- [УСЛОВИЕ ЗАДАЧИ 1]
В отрывке рассказчик признаётся, что не знает, чему уподобить состояние батюшки во время вечерни. Объясните, почему, опираясь только на сам отрывок.

====== ОТРЫВОК ДЛЯ ЧТЕНИЯ ======

Приехал к обеду. Встретил меня живущий тут второе лето московский мальчишка Витька. У батюшки заботы. Я заикаюсь, что мог бы помочь с почтой.

– Давайте-давайте. Только отвечать нужно по-английски.

Гляжу, а конверты-то в большинстве и правда «басурманские». Оставалось только сказать «кхм-кхм» и стушеваться.

Пошел обустраивать жилье в родной уже Благовещенской башне. Скоро и Витька прилетел звать пить чай. Сад стоит в лесу подпорок – каждая ветвь обременена каким-то уж просто пугающим урожаем. Цветы буйствуют так, что на них тревожно смотреть – как-то это все вперебор. За столом новые люди. Я только что видел их, входя в монастырь, и невольно подумал, что православные лица так родственны, что хочется поклониться, – будто где-то недавно видел или был дружен да забыл. И вот, пожалуйста, они тут, у отца Зинона.

…В начале восьмого становимся на вечерню. Часовня тесна всем, и даже от трех свечей душновато. Сначала Ваня открывает окно, потом дверь. Я уж за долгие годы в Церкви только-только сумел догадаться, что служба – это не полуневольная дань Богу, чтобы потом поскорее вернуться к своим делам, а именно главное дело и есть, именно единственно полное человеческое дело на земле, и стою без устали, и радуюсь слитности, и не могу насмотреться на отца Зинона, который в короткой мантии поверх серой рабочей рясы как-то особенно светло и легко чист, бесплотен. Вон Иван рядом стоит – литой, спело сбитый, шея колонной из воротника под черную крутую скобку волос – чистый Кирибеевич. Володя, несмотря на подрясник, насквозь москвич: очки, домашняя небрежность и даже здесь чуть ироническая свобода. Отец Иона строг, прям, чуть подчеркнуто серьезен – есть в этой опрятной ответственности что-то сродное молодым сельским учителям прошлого века. А батюшка давно где-то та-а-а-м, чего словом не обозначишь, и там у него светло и небесно. В природе этих состояний нет, в обычной жизни тоже – вот и не знаешь, чему уподобить.

Это мелькало мне в отце Николае с острова Залита, которого теперь все по Руси знают благодаря фильму «Храм». Но там еще легкая чистая старость, свет возраста и духа. А тут видно, что возраст-то и ни при чем, что они в чем-то более существенном с отцом Николаем братья и сверстники. Батюшка читает канон к Причащению, и я со страхом отступаю в себя.

Ухожу в башню, пытаюсь читать, пытаюсь уснуть – ни то ни другое не выходит. Сон наваливается за полчаса до того, как надо вставать к утрене. Бьет два, сторож Антоний стучит колотушкой (вероятно, той, что стучали еще в осьмнадцатом веке), звезда чуть рябит в правое окно, а когда встаю – в левое над лампадой глядит луна, и поле под ней таинственно и тускло – старая желтая медь хлебов и пыль дороги. Выхожу со свечой. Шорохи и трески. Свет свечи вязнет в слепой тьме башни, и снизу дышит жутью. Я боюсь и заглядывать в нижний этаж, в каменный его мешок. Но, ребячески испытывая себя, спускаюсь и, чуть коснувшись пола, пулей вылетаю обратно. Дверь гремит за мной так, что кажется, перебудит весь монастырь.

====== СТРОКИ ДАННЫХ ======

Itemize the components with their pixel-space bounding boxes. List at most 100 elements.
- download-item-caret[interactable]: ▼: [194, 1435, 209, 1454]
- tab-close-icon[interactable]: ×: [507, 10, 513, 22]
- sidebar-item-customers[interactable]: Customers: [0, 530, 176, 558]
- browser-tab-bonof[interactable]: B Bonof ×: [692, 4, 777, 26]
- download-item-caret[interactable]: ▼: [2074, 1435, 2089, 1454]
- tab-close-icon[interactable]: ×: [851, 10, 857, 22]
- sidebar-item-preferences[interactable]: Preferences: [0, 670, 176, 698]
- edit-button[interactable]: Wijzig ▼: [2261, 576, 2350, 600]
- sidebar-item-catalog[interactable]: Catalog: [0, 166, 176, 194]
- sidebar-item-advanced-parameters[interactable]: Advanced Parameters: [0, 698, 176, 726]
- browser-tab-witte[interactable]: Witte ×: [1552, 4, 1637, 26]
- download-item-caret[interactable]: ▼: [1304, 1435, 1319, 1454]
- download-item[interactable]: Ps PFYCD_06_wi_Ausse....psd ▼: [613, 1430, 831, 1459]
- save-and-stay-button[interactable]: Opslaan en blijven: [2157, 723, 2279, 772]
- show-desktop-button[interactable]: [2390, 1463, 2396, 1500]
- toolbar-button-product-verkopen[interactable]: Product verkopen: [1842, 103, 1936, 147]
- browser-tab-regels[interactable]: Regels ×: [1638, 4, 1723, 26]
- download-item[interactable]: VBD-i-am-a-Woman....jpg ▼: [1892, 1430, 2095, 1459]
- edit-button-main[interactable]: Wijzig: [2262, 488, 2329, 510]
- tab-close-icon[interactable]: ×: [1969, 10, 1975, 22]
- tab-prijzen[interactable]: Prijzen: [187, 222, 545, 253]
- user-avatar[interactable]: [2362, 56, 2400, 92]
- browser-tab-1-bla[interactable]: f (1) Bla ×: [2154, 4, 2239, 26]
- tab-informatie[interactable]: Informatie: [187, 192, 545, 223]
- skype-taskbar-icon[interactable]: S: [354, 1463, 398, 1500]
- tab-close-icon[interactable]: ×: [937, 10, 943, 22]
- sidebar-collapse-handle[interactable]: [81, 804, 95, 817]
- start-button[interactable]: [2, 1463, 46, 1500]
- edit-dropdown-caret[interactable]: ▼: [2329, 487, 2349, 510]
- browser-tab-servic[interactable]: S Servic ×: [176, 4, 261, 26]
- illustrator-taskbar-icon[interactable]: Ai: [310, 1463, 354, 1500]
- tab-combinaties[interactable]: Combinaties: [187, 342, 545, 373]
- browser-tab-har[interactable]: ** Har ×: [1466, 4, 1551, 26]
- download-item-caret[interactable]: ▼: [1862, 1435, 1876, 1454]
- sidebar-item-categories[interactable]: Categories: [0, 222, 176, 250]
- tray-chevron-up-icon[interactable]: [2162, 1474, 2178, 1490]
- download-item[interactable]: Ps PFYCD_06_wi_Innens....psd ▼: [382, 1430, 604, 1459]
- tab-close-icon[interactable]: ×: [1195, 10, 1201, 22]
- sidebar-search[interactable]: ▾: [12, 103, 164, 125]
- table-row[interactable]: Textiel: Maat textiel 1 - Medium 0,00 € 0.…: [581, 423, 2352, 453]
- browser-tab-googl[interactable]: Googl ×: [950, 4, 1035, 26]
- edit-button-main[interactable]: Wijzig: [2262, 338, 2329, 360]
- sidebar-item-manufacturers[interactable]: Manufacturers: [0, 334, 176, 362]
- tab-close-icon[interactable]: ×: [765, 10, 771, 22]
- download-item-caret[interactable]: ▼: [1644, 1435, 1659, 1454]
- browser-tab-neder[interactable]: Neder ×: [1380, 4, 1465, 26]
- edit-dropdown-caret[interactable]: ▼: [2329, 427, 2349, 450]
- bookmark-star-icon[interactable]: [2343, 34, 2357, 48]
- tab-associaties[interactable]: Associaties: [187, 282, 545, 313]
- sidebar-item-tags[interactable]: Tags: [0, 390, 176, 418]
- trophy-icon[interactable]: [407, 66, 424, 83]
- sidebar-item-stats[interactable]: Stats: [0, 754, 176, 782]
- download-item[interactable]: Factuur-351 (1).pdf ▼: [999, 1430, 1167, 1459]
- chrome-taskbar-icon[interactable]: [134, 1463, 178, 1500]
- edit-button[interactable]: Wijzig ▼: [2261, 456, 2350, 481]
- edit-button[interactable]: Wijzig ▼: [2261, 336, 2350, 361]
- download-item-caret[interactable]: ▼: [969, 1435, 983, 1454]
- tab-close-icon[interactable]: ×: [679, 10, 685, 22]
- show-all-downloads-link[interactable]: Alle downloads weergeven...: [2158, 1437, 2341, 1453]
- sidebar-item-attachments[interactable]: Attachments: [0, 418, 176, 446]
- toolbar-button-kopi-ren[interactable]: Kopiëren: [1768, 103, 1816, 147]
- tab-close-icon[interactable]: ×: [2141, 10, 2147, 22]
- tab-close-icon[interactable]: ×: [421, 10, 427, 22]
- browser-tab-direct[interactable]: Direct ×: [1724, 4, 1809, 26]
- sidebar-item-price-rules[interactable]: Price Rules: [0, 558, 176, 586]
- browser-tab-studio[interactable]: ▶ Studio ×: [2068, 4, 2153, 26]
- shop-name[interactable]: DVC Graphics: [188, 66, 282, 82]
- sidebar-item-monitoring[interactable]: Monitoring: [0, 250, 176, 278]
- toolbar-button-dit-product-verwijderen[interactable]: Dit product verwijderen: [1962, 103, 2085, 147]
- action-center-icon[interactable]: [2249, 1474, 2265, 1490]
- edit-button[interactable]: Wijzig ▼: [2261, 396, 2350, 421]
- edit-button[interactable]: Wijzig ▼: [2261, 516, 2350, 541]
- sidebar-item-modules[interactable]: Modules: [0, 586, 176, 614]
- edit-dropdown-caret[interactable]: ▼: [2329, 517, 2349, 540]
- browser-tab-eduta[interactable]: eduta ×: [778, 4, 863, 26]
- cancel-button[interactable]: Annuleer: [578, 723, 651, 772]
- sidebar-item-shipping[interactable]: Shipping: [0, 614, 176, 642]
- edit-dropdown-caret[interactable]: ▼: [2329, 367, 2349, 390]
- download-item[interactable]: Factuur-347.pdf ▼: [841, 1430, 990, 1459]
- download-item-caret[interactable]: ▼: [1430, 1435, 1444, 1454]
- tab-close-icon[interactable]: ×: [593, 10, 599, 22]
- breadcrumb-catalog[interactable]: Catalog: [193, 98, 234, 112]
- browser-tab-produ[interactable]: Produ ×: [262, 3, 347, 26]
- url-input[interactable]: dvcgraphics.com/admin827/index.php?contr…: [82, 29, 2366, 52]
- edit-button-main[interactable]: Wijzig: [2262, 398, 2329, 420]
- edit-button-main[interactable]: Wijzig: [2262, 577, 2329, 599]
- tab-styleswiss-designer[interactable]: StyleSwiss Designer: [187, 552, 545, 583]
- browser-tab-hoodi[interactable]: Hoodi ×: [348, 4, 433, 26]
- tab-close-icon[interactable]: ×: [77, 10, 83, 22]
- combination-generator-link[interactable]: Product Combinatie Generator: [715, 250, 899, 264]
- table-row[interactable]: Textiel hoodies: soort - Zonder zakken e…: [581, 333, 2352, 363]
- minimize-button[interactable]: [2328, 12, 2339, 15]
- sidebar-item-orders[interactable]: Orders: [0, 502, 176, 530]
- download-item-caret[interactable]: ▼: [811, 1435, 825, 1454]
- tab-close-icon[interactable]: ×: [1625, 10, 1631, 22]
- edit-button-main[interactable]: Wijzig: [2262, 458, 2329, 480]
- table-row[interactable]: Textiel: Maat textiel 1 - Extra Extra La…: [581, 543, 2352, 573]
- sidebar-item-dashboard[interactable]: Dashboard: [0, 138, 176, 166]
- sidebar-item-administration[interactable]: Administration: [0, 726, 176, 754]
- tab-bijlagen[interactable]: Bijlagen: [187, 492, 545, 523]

======

- [УСЛОВИЕ ЗАДАЧИ 2]
Повторите без изменений строки данных от первой строки до строки с «- save-and-stay-button[interactable]: Opslaan» включительно.

- [ГОТОВОЕ РЕШЕНИЕ 1]
Таких состояний нет ни в природе, ни в обычной жизни, поэтому сравнить их не с чем. Батюшка пребывает «где-то та-а-а-м, чего словом не обозначишь», и там у него «светло и небесно».

- [ГОТОВОЕ РЕШЕНИЕ 2]
Itemize the components with their pixel-space bounding boxes. List at most 100 elements.
- download-item-caret[interactable]: ▼: [194, 1435, 209, 1454]
- tab-close-icon[interactable]: ×: [507, 10, 513, 22]
- sidebar-item-customers[interactable]: Customers: [0, 530, 176, 558]
- browser-tab-bonof[interactable]: B Bonof ×: [692, 4, 777, 26]
- download-item-caret[interactable]: ▼: [2074, 1435, 2089, 1454]
- tab-close-icon[interactable]: ×: [851, 10, 857, 22]
- sidebar-item-preferences[interactable]: Preferences: [0, 670, 176, 698]
- edit-button[interactable]: Wijzig ▼: [2261, 576, 2350, 600]
- sidebar-item-catalog[interactable]: Catalog: [0, 166, 176, 194]
- sidebar-item-advanced-parameters[interactable]: Advanced Parameters: [0, 698, 176, 726]
- browser-tab-witte[interactable]: Witte ×: [1552, 4, 1637, 26]
- download-item-caret[interactable]: ▼: [1304, 1435, 1319, 1454]
- download-item[interactable]: Ps PFYCD_06_wi_Ausse....psd ▼: [613, 1430, 831, 1459]
- save-and-stay-button[interactable]: Opslaan en blijven: [2157, 723, 2279, 772]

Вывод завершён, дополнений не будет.